- _What you are asked to do_: Determine how many lines below hold the string "Uniwersytetu". Reply with the number alone.

-- Start of Record list --

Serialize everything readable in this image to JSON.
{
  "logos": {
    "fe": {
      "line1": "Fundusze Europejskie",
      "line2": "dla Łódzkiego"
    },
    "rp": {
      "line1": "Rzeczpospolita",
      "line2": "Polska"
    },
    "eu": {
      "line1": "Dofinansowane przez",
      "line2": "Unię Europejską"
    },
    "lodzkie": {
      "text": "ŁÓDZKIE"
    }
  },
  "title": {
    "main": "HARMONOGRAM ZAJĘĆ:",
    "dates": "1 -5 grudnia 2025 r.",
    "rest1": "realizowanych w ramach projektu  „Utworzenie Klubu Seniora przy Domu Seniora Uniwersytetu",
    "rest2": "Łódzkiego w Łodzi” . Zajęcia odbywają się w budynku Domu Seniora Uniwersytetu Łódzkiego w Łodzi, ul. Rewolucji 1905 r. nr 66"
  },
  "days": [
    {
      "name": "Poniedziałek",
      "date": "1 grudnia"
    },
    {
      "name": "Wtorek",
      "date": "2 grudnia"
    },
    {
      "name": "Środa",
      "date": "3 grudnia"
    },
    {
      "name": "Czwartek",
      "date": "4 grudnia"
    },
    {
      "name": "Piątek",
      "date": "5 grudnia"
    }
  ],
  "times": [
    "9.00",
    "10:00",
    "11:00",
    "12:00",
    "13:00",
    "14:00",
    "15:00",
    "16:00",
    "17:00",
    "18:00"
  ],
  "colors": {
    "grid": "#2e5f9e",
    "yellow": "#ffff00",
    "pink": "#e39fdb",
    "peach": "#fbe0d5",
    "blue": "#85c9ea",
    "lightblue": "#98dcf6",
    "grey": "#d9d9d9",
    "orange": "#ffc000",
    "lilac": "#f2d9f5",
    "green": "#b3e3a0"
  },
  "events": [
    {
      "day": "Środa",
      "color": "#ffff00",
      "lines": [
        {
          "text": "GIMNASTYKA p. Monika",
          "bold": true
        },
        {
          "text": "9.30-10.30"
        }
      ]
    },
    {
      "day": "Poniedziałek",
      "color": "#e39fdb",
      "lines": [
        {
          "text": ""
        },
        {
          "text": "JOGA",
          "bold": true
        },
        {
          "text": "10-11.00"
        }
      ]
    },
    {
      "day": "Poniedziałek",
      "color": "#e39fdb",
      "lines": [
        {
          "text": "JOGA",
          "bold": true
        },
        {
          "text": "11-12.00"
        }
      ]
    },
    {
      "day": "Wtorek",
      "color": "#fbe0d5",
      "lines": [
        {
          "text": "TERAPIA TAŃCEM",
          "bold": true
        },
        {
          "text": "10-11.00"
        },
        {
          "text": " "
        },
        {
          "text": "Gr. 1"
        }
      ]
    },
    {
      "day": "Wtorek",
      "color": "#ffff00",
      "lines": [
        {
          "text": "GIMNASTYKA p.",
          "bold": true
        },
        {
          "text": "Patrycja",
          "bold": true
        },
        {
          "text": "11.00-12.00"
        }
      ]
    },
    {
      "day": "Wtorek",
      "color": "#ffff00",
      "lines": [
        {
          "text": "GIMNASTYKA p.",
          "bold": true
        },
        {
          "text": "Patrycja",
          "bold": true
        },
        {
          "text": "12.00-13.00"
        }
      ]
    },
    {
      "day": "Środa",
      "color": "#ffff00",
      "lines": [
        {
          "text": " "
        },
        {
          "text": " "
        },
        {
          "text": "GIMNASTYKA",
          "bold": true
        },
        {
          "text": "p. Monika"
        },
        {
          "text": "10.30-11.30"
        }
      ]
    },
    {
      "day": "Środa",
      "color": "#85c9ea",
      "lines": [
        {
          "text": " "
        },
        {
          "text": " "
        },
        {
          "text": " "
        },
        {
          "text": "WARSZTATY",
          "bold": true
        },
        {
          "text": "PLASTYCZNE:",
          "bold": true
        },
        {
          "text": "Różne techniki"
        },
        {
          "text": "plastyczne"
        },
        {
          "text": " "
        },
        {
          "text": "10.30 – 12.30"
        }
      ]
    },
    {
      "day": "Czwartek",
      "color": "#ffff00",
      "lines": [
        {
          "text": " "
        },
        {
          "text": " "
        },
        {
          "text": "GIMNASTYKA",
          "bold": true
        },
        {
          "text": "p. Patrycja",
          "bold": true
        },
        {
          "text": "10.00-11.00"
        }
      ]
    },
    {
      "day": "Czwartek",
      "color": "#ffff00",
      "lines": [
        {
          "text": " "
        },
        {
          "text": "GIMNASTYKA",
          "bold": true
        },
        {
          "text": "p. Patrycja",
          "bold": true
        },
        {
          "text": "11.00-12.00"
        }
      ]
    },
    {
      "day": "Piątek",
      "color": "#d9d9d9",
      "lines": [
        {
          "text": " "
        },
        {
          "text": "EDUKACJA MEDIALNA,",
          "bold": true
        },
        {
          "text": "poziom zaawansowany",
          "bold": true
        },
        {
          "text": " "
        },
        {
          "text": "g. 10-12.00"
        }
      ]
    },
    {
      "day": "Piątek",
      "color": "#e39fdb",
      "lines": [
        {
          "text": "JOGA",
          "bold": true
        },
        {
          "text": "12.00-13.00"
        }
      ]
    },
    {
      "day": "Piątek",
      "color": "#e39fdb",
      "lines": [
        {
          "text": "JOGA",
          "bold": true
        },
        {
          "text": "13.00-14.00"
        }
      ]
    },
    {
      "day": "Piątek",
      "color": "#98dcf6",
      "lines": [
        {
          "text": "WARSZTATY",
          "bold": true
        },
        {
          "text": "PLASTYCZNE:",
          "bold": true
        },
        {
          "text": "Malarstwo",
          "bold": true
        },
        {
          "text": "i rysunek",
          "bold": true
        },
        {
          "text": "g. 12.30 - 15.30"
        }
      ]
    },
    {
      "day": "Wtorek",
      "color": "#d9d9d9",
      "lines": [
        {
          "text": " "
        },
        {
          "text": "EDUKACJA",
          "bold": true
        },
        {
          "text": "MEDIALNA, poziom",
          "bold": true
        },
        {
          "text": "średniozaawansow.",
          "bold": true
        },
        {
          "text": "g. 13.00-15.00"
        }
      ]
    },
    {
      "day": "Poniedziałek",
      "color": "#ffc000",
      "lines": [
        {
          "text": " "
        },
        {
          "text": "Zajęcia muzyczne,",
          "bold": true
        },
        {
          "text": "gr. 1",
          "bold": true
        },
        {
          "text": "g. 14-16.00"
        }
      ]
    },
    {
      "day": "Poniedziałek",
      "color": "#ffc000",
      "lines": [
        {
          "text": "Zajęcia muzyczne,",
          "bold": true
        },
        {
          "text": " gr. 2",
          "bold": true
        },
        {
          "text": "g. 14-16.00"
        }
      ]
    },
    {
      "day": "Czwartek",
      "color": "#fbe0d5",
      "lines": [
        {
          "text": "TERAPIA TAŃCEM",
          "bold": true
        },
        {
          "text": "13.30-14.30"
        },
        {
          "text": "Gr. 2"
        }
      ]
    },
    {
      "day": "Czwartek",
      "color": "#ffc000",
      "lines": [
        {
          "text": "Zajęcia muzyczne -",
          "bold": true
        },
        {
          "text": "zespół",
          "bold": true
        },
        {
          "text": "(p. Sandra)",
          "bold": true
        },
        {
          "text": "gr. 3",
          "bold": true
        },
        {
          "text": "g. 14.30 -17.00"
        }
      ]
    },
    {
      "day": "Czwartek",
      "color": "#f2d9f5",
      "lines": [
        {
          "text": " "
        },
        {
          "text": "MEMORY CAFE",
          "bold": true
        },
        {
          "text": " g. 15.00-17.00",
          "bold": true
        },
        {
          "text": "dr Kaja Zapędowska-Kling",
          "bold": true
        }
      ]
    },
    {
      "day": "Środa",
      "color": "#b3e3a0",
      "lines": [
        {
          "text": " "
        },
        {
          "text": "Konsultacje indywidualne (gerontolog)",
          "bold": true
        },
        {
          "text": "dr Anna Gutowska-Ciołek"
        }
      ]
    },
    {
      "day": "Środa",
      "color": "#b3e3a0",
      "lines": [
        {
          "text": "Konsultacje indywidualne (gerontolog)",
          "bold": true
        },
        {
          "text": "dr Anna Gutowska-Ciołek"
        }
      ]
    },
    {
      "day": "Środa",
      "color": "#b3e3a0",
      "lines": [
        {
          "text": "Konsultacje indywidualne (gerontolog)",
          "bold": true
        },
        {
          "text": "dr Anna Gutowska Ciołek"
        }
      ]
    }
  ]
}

-- End of Record list --

- _Completed task_: 2